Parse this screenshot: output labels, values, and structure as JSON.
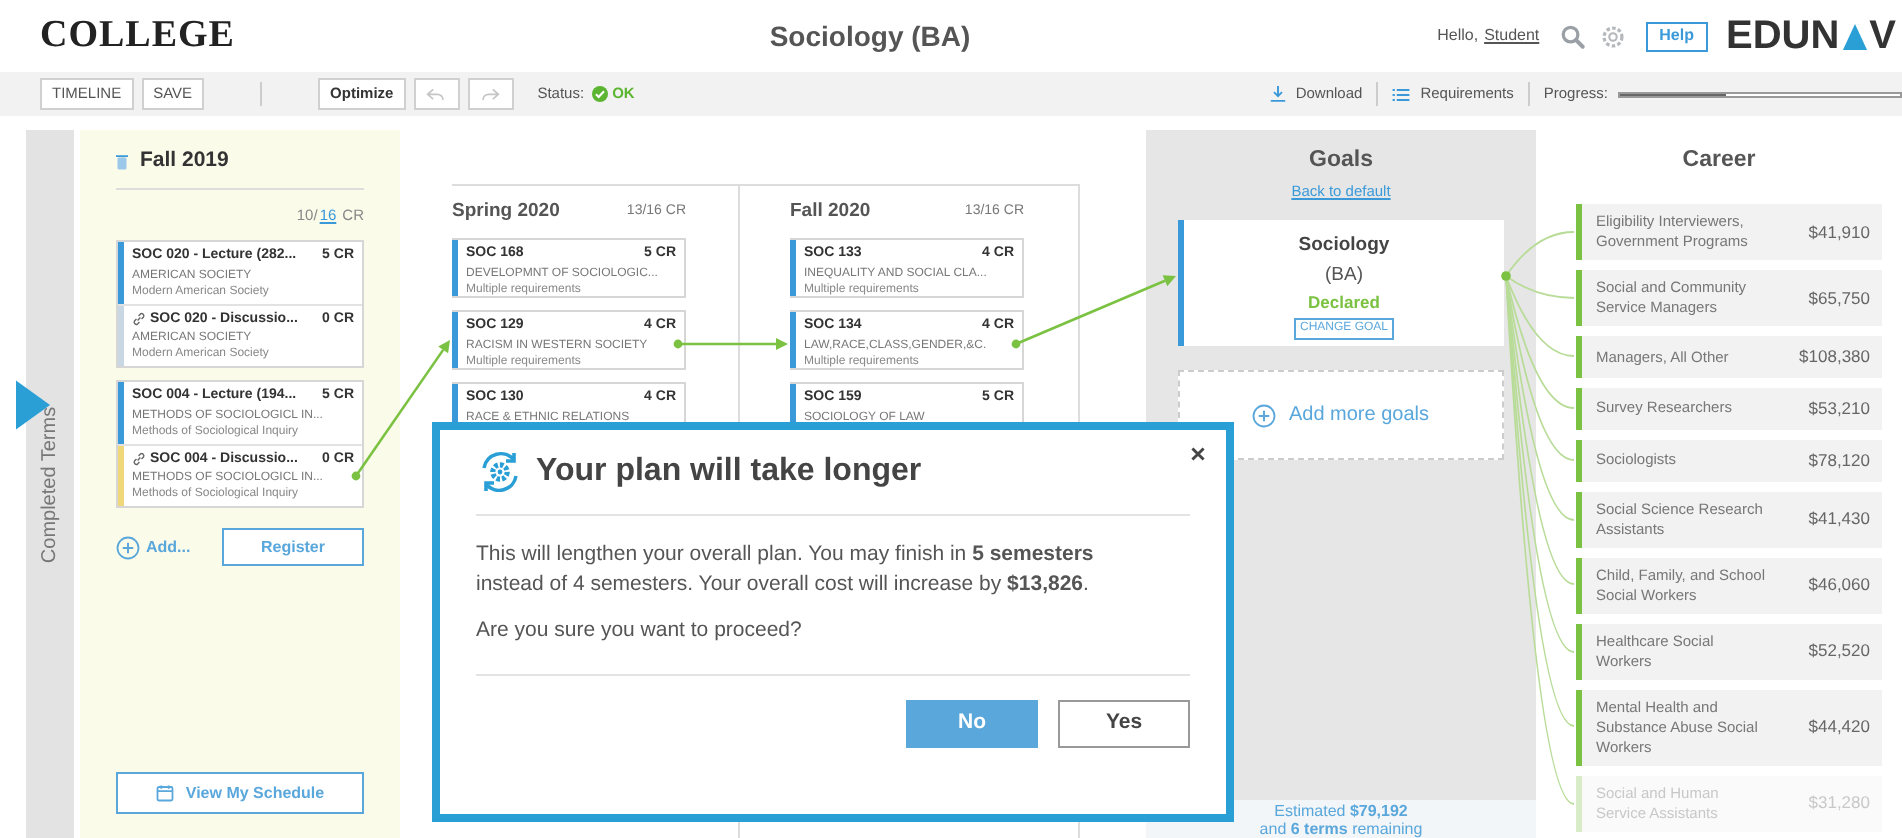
{
  "header": {
    "college": "COLLEGE",
    "program": "Sociology (BA)",
    "greeting": "Hello,",
    "user": "Student",
    "help": "Help",
    "brand_left": "EDUN",
    "brand_right": "V"
  },
  "toolbar": {
    "buttons": [
      {
        "label": "TIMELINE",
        "kind": "plain"
      },
      {
        "label": "SAVE",
        "kind": "plain"
      },
      {
        "label": "Optimize",
        "kind": "strong"
      }
    ],
    "undo": {
      "disabled": true
    },
    "redo": {
      "disabled": true
    },
    "status_label": "Status:",
    "status": "OK",
    "status_ok": true,
    "download": "Download",
    "requirements": "Requirements",
    "progress_label": "Progress:",
    "progress": {
      "level": 0.38
    }
  },
  "completed_terms": {
    "label": "Completed Terms"
  },
  "current_term": {
    "title": "Fall 2019",
    "credits": "10/",
    "credits_link": "16",
    "credits_unit": "CR",
    "groups": [
      {
        "courses": [
          {
            "code": "SOC 020 - Lecture (282...",
            "credits": "5 CR",
            "title": "AMERICAN SOCIETY",
            "requirement": "Modern American Society",
            "linked": false,
            "color": "#3a9ad9"
          },
          {
            "code": "SOC 020 - Discussio...",
            "credits": "0 CR",
            "title": "AMERICAN SOCIETY",
            "requirement": "Modern American Society",
            "linked": true,
            "color": "#c9d6e3"
          }
        ]
      },
      {
        "courses": [
          {
            "code": "SOC 004 - Lecture (194...",
            "credits": "5 CR",
            "title": "METHODS OF SOCIOLOGICL IN...",
            "requirement": "Methods of Sociological Inquiry",
            "linked": false,
            "color": "#3a9ad9"
          },
          {
            "code": "SOC 004 - Discussio...",
            "credits": "0 CR",
            "title": "METHODS OF SOCIOLOGICL IN...",
            "requirement": "Methods of Sociological Inquiry",
            "linked": true,
            "color": "#f0d77a"
          }
        ]
      }
    ],
    "add": "Add...",
    "register": "Register",
    "schedule": "View My Schedule"
  },
  "terms": [
    {
      "title": "Spring 2020",
      "credits": "13/16 CR",
      "courses": [
        {
          "code": "SOC 168",
          "credits": "5 CR",
          "title": "DEVELOPMNT OF SOCIOLOGIC...",
          "requirement": "Multiple requirements",
          "linked": false,
          "color": "#3a9ad9"
        },
        {
          "code": "SOC 129",
          "credits": "4 CR",
          "title": "RACISM IN WESTERN SOCIETY",
          "requirement": "Multiple requirements",
          "linked": false,
          "color": "#3a9ad9"
        },
        {
          "code": "SOC 130",
          "credits": "4 CR",
          "title": "RACE & ETHNIC RELATIONS",
          "linked": false,
          "color": "#3a9ad9"
        }
      ]
    },
    {
      "title": "Fall 2020",
      "credits": "13/16 CR",
      "courses": [
        {
          "code": "SOC 133",
          "credits": "4 CR",
          "title": "INEQUALITY AND SOCIAL CLA...",
          "requirement": "Multiple requirements",
          "linked": false,
          "color": "#3a9ad9"
        },
        {
          "code": "SOC 134",
          "credits": "4 CR",
          "title": "LAW,RACE,CLASS,GENDER,&C.",
          "requirement": "Multiple requirements",
          "linked": false,
          "color": "#3a9ad9"
        },
        {
          "code": "SOC 159",
          "credits": "5 CR",
          "title": "SOCIOLOGY OF LAW",
          "linked": false,
          "color": "#3a9ad9"
        }
      ]
    }
  ],
  "goals": {
    "title": "Goals",
    "reset": "Back to default",
    "goal": {
      "name": "Sociology",
      "degree": "(BA)",
      "status": "Declared",
      "change": "CHANGE GOAL"
    },
    "add": "Add more goals",
    "estimate_line1": "Estimated **$79,192**",
    "estimate_line2": "and **6 terms** remaining"
  },
  "career": {
    "title": "Career",
    "jobs": [
      {
        "title": "Eligibility Interviewers, Government Programs",
        "salary": "$41,910",
        "faded": false
      },
      {
        "title": "Social and Community Service Managers",
        "salary": "$65,750",
        "faded": false
      },
      {
        "title": "Managers, All Other",
        "salary": "$108,380",
        "faded": false
      },
      {
        "title": "Survey Researchers",
        "salary": "$53,210",
        "faded": false
      },
      {
        "title": "Sociologists",
        "salary": "$78,120",
        "faded": false
      },
      {
        "title": "Social Science Research Assistants",
        "salary": "$41,430",
        "faded": false
      },
      {
        "title": "Child, Family, and School Social Workers",
        "salary": "$46,060",
        "faded": false
      },
      {
        "title": "Healthcare Social Workers",
        "salary": "$52,520",
        "faded": false
      },
      {
        "title": "Mental Health and Substance Abuse Social Workers",
        "salary": "$44,420",
        "faded": false
      },
      {
        "title": "Social and Human Service Assistants",
        "salary": "$31,280",
        "faded": true
      }
    ]
  },
  "dialog": {
    "title": "Your plan will take longer",
    "body": "This will lengthen your overall plan. You may finish in **5 semesters** instead of 4 semesters. Your overall cost will increase by **$13,826**.",
    "question": "Are you sure you want to proceed?",
    "buttons": [
      {
        "label": "No",
        "kind": "primary"
      },
      {
        "label": "Yes",
        "kind": "secondary"
      }
    ]
  }
}
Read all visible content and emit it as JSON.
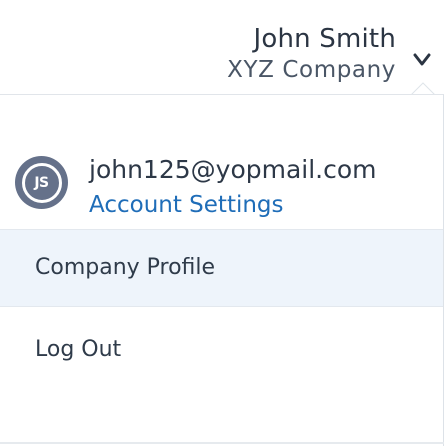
{
  "header": {
    "user_name": "John Smith",
    "company_name": "XYZ Company",
    "toggle_icon": "chevron-down-icon"
  },
  "account": {
    "avatar_initials": "JS",
    "email": "john125@yopmail.com",
    "account_settings_label": "Account Settings"
  },
  "menu": {
    "company_profile_label": "Company Profile",
    "logout_label": "Log Out"
  },
  "colors": {
    "accent_link": "#1f6db8",
    "avatar_bg": "#65718a",
    "hover_row_bg": "#eef4fb",
    "text_primary": "#2f3b4a"
  }
}
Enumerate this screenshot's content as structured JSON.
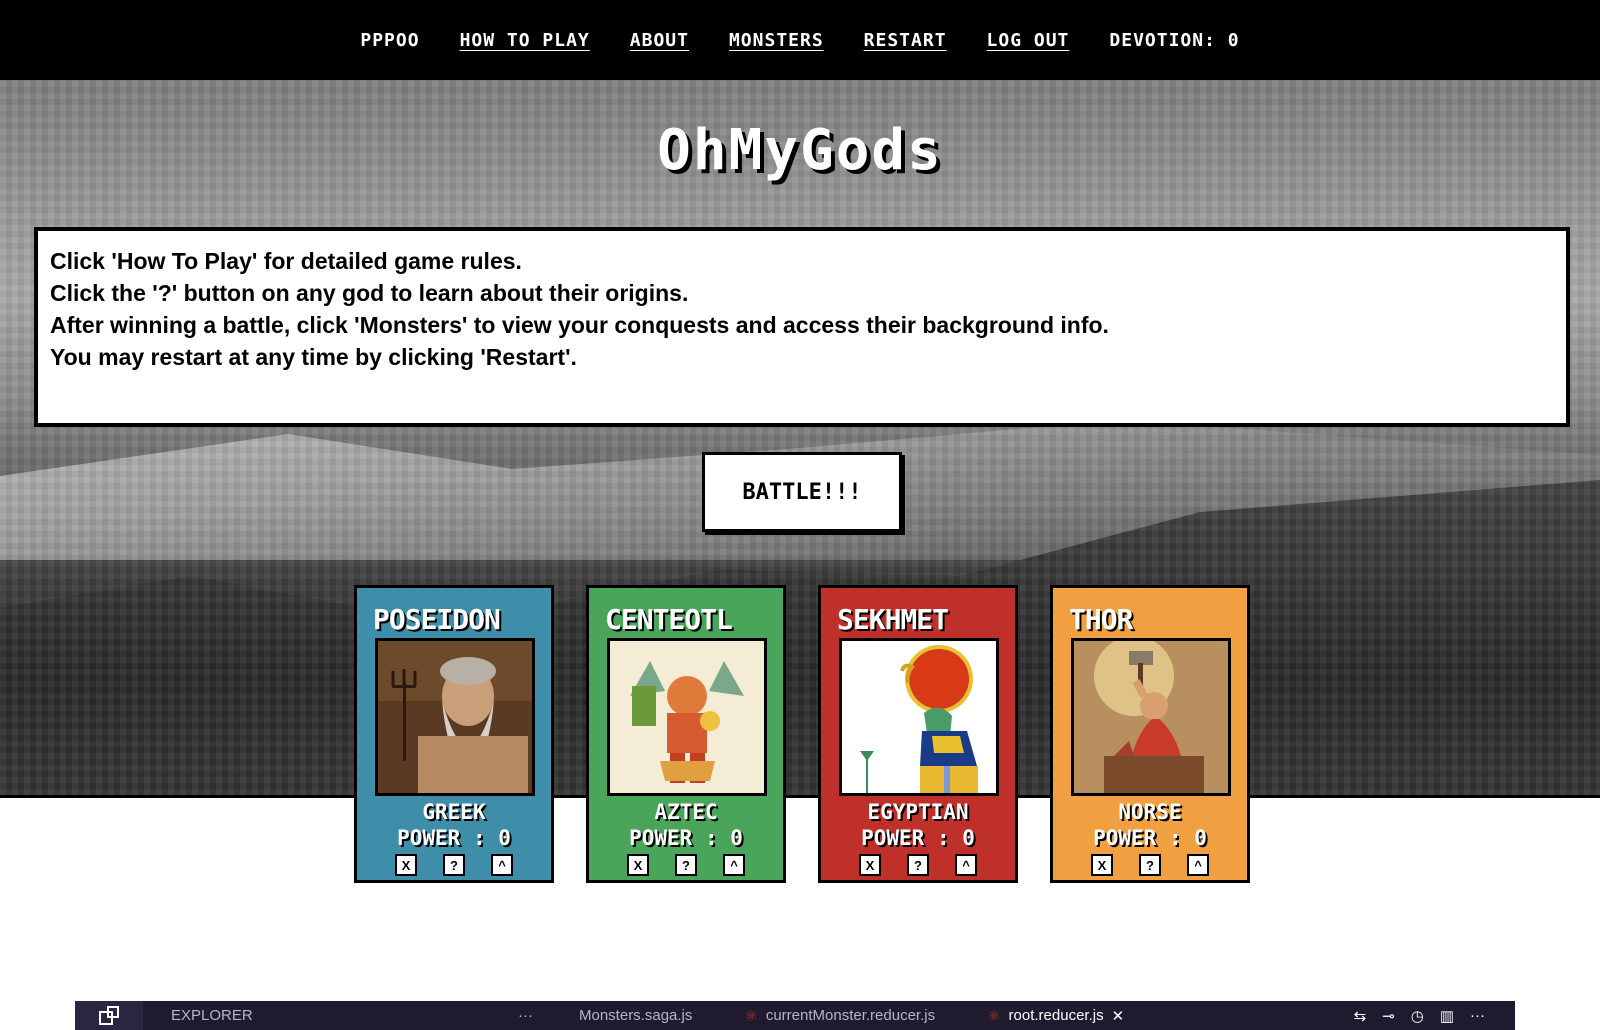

Your objective:
Look through the listing and extract every line with "salary" in it.

Complete output:
        "salary": "$41,910",
        "salary": "$65,750",
        "salary": "$108,380",
        "salary": "$53,210",
        "salary": "$78,120",
        "salary": "$41,430",
        "salary": "$46,060",
        "salary": "$52,520",
        "salary": "$44,420",
        "salary": "$31,280",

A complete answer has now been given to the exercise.